Copy the lines word for word, starting with the line that contains "preference-row[interactable]: Run in" and ending with the line that contains "preference-row[interactable]: Voxel meshing".
>> Start RECORDS FOR THIS EXERCISE
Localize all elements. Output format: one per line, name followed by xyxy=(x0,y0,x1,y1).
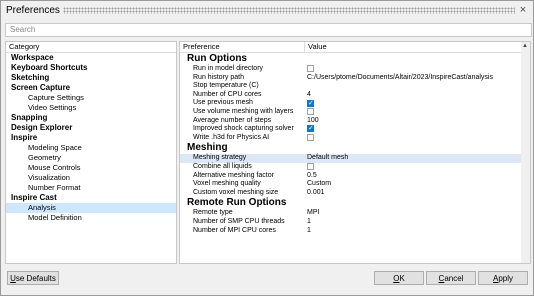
preference-row[interactable]: Run in model directory xyxy=(180,65,522,74)
preference-label: Remote type xyxy=(193,209,233,217)
preference-label: Improved shock capturing solver xyxy=(193,125,294,133)
section-header: Run Options xyxy=(187,53,247,64)
checkbox[interactable] xyxy=(307,108,314,116)
preference-label: Number of CPU cores xyxy=(193,90,262,98)
cancel-button[interactable]: Cancel xyxy=(426,271,476,285)
preference-row[interactable]: Remote type MPI xyxy=(180,209,522,218)
preference-row[interactable]: Voxel meshing quality Custom xyxy=(180,180,522,189)
preference-value[interactable]: 4 xyxy=(307,91,311,100)
cancel-label: ancel xyxy=(444,274,464,283)
category-item-inspire[interactable]: Inspire xyxy=(6,133,176,143)
preference-value[interactable]: 0.001 xyxy=(307,189,325,198)
preference-table: Preference Value Run Options Run in model… xyxy=(179,41,523,264)
preference-row[interactable]: Combine all liquids xyxy=(180,163,522,172)
value-column-header: Value xyxy=(304,42,327,52)
preference-label: Voxel meshing quality xyxy=(193,180,261,188)
category-tree: Category Workspace Keyboard Shortcuts Sket… xyxy=(5,41,177,264)
category-item-workspace[interactable]: Workspace xyxy=(6,53,176,63)
preference-row[interactable]: Number of MPI CPU cores 1 xyxy=(180,227,522,236)
checkbox-checked[interactable]: ✓ xyxy=(307,125,314,133)
category-item-mouse-controls[interactable]: Mouse Controls xyxy=(6,163,176,173)
scroll-up-icon[interactable]: ▲ xyxy=(522,43,528,49)
category-item-visualization[interactable]: Visualization xyxy=(6,173,176,183)
preference-label: Write .h3d for Physics AI xyxy=(193,133,270,141)
preference-label: Use volume meshing with layers xyxy=(193,107,294,115)
category-item-snapping[interactable]: Snapping xyxy=(6,113,176,123)
category-item-screen-capture[interactable]: Screen Capture xyxy=(6,83,176,93)
preference-value[interactable]: Default mesh xyxy=(307,154,348,163)
preference-row[interactable]: Average number of steps 100 xyxy=(180,117,522,126)
preference-value[interactable]: Custom xyxy=(307,180,331,189)
preference-value-cell: ✓ xyxy=(307,125,314,134)
preference-value[interactable]: 0.5 xyxy=(307,172,317,181)
close-icon[interactable]: × xyxy=(517,4,529,16)
preference-label: Run history path xyxy=(193,73,244,81)
preference-row[interactable]: Meshing strategy Default mesh xyxy=(180,154,522,163)
preference-row[interactable]: Write .h3d for Physics AI xyxy=(180,134,522,143)
preference-label: Number of MPI CPU cores xyxy=(193,226,276,234)
preference-label: Use previous mesh xyxy=(193,99,253,107)
category-item-capture-settings[interactable]: Capture Settings xyxy=(6,93,176,103)
preference-row[interactable]: Number of CPU cores 4 xyxy=(180,91,522,100)
use-defaults-label: se Defaults xyxy=(15,274,56,283)
preference-row[interactable]: Improved shock capturing solver ✓ xyxy=(180,125,522,134)
category-item-model-definition[interactable]: Model Definition xyxy=(6,213,176,223)
preference-label: Average number of steps xyxy=(193,116,272,124)
category-item-design-explorer[interactable]: Design Explorer xyxy=(6,123,176,133)
preference-value-cell xyxy=(307,134,314,145)
preference-value-cell: ✓ xyxy=(307,99,314,108)
category-item-inspire-cast[interactable]: Inspire Cast xyxy=(6,193,176,203)
vertical-scrollbar[interactable]: ▲ xyxy=(521,41,531,264)
preference-label: Meshing strategy xyxy=(193,154,247,162)
apply-label: pply xyxy=(498,274,514,283)
preference-label: Alternative meshing factor xyxy=(193,171,274,179)
preference-table-header: Preference Value xyxy=(180,42,522,53)
preference-value[interactable]: 1 xyxy=(307,227,311,236)
drag-grip[interactable] xyxy=(63,7,515,14)
preference-row[interactable]: Custom voxel meshing size 0.001 xyxy=(180,189,522,198)
section-header: Remote Run Options xyxy=(187,197,287,209)
preference-value[interactable]: 100 xyxy=(307,117,319,126)
search-placeholder: Search xyxy=(10,25,36,34)
preference-column-header: Preference xyxy=(183,42,220,51)
preference-value[interactable]: C:/Users/ptome/Documents/Altair/2023/Ins… xyxy=(307,74,493,83)
checkbox[interactable] xyxy=(307,163,314,171)
category-item-geometry[interactable]: Geometry xyxy=(6,153,176,163)
category-item-sketching[interactable]: Sketching xyxy=(6,73,176,83)
search-input[interactable]: Search xyxy=(5,23,532,37)
category-item-analysis[interactable]: Analysis xyxy=(6,203,176,213)
preference-row[interactable]: Use previous mesh ✓ xyxy=(180,99,522,108)
preference-row[interactable]: Use volume meshing with layers xyxy=(180,108,522,117)
ok-label: K xyxy=(399,274,405,283)
preference-row[interactable]: Stop temperature (C) xyxy=(180,82,522,91)
use-defaults-button[interactable]: Use Defaults xyxy=(7,271,59,285)
preference-label: Run in model directory xyxy=(193,65,264,72)
preference-value[interactable]: 1 xyxy=(307,218,311,227)
preference-label: Custom voxel meshing size xyxy=(193,188,279,196)
section-header: Meshing xyxy=(187,142,228,154)
category-header: Category xyxy=(6,42,176,53)
category-item-number-format[interactable]: Number Format xyxy=(6,183,176,193)
ok-button[interactable]: OK xyxy=(374,271,424,285)
preference-value[interactable]: MPI xyxy=(307,209,319,218)
preference-row[interactable]: Number of SMP CPU threads 1 xyxy=(180,218,522,227)
checkbox-checked[interactable]: ✓ xyxy=(307,99,314,107)
preference-row[interactable]: Alternative meshing factor 0.5 xyxy=(180,172,522,181)
preferences-window: Preferences × Search Category Workspace K… xyxy=(0,0,534,296)
window-title: Preferences xyxy=(6,5,60,16)
category-item-keyboard-shortcuts[interactable]: Keyboard Shortcuts xyxy=(6,63,176,73)
category-item-video-settings[interactable]: Video Settings xyxy=(6,103,176,113)
preference-label: Combine all liquids xyxy=(193,162,252,170)
preference-row[interactable]: Run history path C:/Users/ptome/Documents… xyxy=(180,74,522,83)
preference-label: Stop temperature (C) xyxy=(193,82,259,90)
category-item-modeling-space[interactable]: Modeling Space xyxy=(6,143,176,153)
checkbox[interactable] xyxy=(307,134,314,142)
checkbox[interactable] xyxy=(307,65,314,73)
apply-button[interactable]: Apply xyxy=(478,271,528,285)
preference-label: Number of SMP CPU threads xyxy=(193,217,285,225)
title-bar[interactable]: Preferences × xyxy=(1,1,533,21)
>> End RECORDS FOR THIS EXERCISE
TASK SOLUTION:
preference-row[interactable]: Run in model directory xyxy=(180,65,522,74)
preference-label: Remote type xyxy=(193,209,233,217)
preference-label: Improved shock capturing solver xyxy=(193,125,294,133)
section-header: Run Options xyxy=(187,53,247,64)
checkbox[interactable] xyxy=(307,108,314,116)
preference-label: Number of CPU cores xyxy=(193,90,262,98)
cancel-button[interactable]: Cancel xyxy=(426,271,476,285)
preference-row[interactable]: Remote type MPI xyxy=(180,209,522,218)
preference-row[interactable]: Voxel meshing quality Custom xyxy=(180,180,522,189)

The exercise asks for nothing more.